Exercise details:
Take from the listing each line that has the string "underlying".

++++++

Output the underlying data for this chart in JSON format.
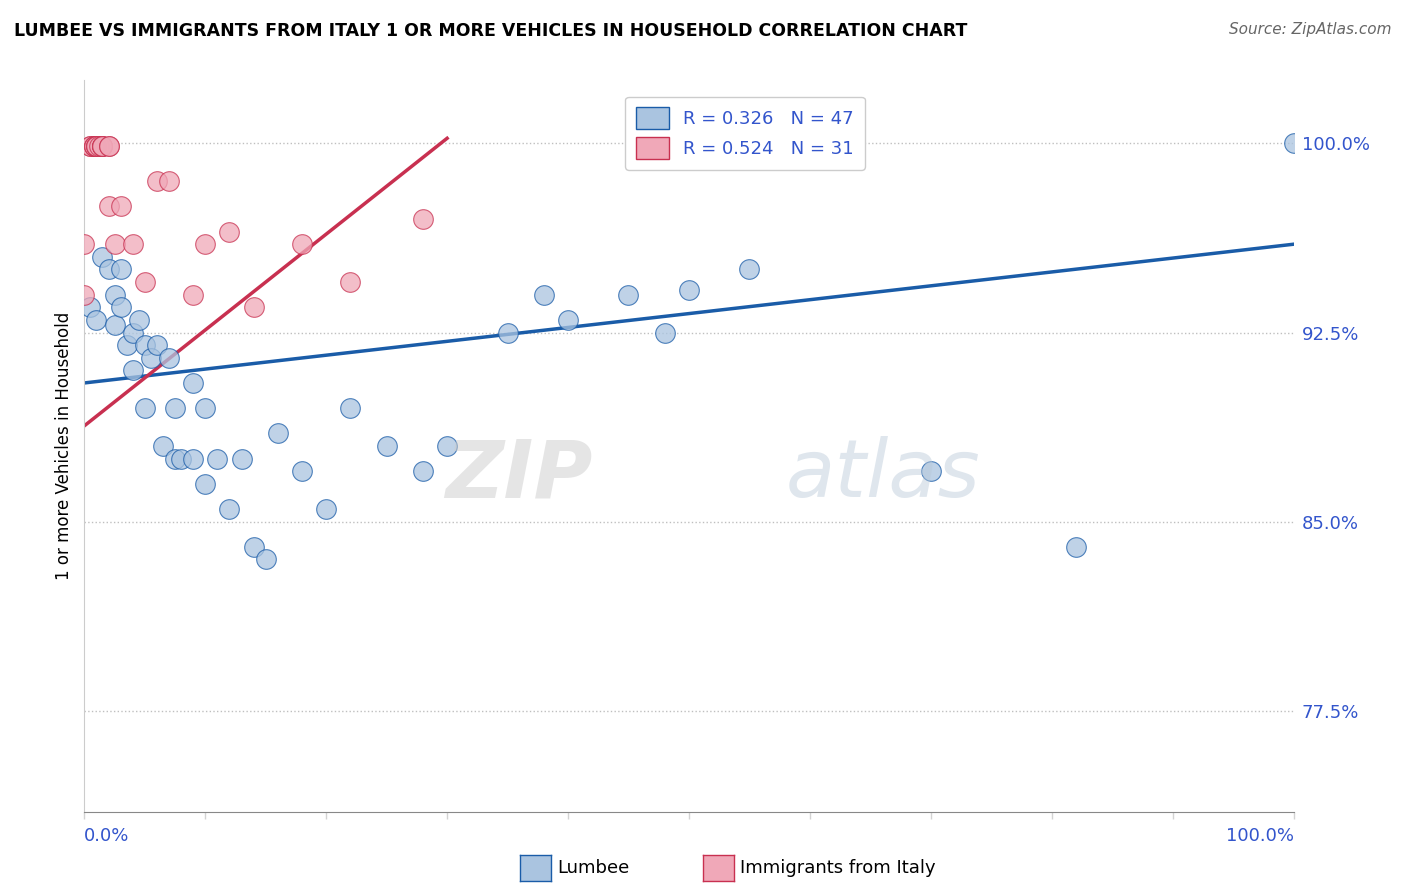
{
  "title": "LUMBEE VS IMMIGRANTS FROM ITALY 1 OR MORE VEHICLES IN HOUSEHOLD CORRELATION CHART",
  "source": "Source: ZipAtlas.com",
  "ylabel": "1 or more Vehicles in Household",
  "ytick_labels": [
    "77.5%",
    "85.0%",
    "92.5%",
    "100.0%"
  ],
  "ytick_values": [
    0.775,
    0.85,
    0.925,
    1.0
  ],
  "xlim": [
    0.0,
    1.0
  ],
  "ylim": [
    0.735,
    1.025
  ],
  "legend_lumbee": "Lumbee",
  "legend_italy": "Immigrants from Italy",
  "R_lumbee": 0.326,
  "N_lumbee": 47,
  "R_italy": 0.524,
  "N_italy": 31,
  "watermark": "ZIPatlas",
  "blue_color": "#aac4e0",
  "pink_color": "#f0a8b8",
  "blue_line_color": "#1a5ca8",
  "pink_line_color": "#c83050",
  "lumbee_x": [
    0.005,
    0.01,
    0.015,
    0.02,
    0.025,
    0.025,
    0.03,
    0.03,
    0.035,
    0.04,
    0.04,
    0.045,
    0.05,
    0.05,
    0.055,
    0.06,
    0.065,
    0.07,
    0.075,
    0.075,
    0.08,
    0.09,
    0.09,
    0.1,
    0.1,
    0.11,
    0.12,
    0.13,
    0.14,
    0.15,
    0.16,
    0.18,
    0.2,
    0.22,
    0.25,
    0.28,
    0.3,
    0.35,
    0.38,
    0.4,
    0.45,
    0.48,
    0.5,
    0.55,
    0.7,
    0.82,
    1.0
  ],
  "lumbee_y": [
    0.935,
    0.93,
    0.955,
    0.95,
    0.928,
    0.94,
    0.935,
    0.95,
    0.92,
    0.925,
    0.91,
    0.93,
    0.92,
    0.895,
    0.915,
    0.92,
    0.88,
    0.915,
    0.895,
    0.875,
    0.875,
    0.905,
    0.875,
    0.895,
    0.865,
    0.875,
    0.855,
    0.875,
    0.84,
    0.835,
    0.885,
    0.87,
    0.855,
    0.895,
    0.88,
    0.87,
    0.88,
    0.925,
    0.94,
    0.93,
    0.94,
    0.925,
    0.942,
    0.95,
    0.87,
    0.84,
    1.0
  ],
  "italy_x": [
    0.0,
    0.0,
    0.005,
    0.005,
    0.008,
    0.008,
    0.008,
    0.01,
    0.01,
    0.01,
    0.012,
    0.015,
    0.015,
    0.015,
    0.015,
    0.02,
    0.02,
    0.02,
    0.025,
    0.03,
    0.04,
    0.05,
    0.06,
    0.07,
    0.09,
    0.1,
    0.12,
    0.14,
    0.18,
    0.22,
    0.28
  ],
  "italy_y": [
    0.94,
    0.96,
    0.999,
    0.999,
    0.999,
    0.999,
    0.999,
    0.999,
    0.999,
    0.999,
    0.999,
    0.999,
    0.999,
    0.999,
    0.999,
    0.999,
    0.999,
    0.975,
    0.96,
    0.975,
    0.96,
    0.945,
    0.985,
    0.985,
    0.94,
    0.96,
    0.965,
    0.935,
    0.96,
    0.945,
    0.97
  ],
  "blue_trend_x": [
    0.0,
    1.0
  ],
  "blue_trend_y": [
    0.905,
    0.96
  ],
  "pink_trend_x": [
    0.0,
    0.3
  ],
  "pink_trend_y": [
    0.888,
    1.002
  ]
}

++++++

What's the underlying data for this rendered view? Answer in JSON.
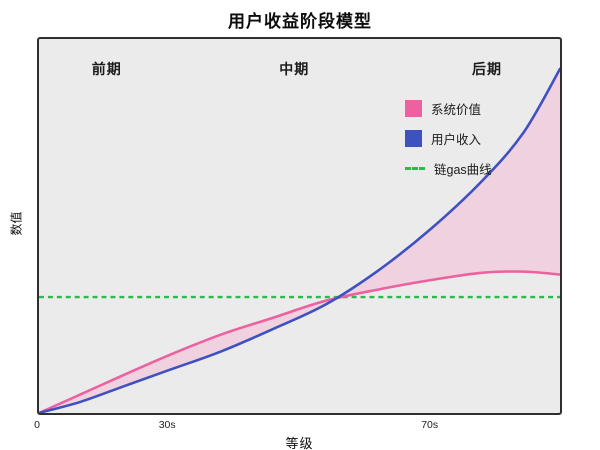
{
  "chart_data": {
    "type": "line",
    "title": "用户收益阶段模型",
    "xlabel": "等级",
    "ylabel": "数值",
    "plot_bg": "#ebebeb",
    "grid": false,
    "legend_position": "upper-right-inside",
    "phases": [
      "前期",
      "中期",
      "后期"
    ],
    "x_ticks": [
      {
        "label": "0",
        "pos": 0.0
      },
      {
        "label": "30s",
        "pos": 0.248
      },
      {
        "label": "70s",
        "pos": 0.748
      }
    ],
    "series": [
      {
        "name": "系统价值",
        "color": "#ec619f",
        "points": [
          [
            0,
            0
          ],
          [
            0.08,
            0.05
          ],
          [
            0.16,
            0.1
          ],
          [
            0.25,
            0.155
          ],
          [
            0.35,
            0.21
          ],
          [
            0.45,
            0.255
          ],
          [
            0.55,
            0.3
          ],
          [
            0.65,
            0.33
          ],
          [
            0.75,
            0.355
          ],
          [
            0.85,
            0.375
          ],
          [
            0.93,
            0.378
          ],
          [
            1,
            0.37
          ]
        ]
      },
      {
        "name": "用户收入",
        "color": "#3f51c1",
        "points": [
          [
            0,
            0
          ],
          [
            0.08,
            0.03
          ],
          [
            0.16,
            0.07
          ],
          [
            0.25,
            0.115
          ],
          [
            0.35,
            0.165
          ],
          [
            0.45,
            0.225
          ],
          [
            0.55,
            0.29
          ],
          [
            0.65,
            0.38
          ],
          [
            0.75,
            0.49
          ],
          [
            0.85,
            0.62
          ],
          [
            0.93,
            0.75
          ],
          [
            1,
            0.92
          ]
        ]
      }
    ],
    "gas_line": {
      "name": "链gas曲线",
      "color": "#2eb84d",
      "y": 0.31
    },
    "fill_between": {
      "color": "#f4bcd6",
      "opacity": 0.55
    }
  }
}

++++++

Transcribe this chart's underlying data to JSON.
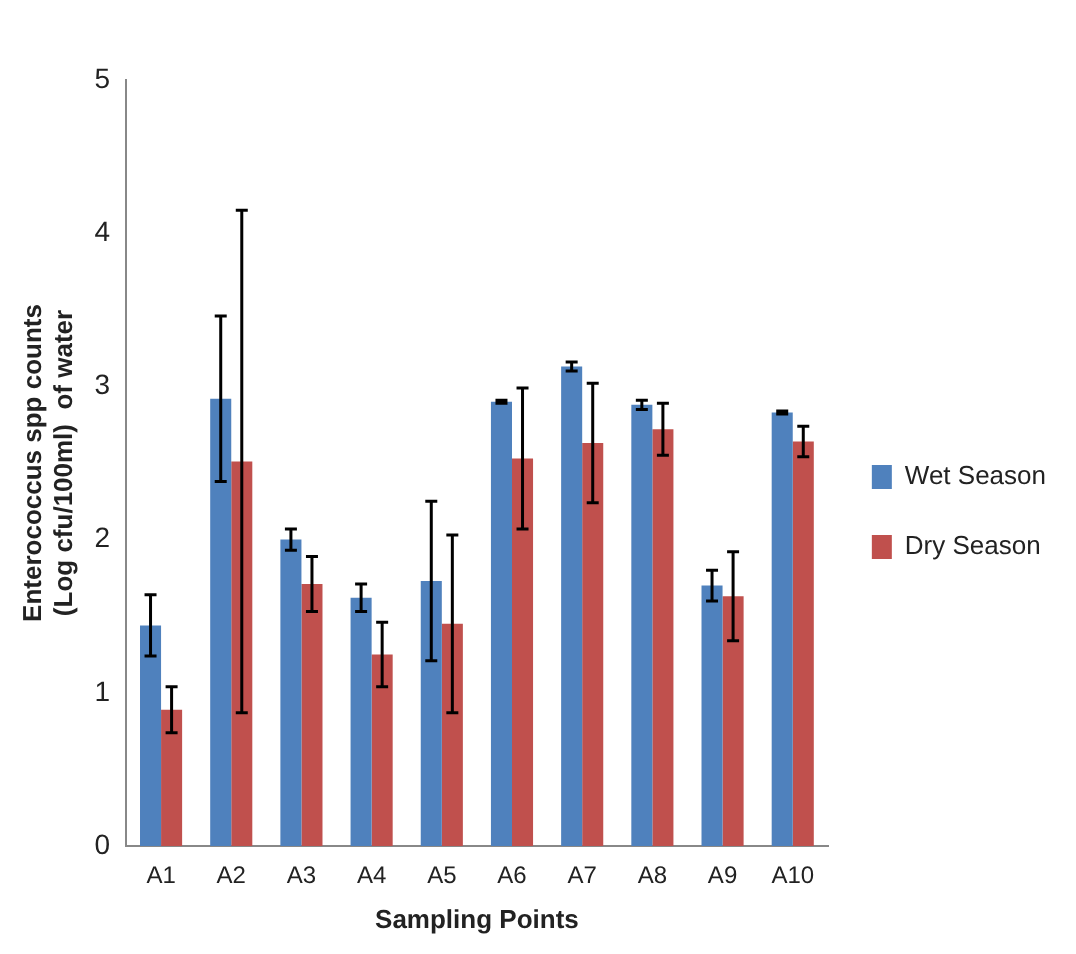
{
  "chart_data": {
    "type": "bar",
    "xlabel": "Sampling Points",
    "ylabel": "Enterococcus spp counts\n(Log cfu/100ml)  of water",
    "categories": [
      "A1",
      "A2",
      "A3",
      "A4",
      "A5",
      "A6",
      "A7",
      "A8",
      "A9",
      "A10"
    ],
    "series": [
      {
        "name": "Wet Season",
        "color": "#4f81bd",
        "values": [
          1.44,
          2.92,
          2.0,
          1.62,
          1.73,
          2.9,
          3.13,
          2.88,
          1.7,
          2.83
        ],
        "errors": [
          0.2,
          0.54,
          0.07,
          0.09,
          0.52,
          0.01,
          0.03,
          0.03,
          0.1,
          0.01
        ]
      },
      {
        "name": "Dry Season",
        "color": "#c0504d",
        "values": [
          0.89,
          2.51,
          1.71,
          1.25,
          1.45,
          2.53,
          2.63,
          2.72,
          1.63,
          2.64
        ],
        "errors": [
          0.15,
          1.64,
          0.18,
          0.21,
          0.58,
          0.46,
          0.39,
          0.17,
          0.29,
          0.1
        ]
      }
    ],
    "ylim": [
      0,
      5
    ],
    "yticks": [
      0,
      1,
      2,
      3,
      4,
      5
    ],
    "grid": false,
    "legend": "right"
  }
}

++++++

Solution:
Output the underlying data for this chart in JSON format.
What's the underlying data for this rendered view? Answer in JSON.
Transcribe this chart's underlying data to JSON.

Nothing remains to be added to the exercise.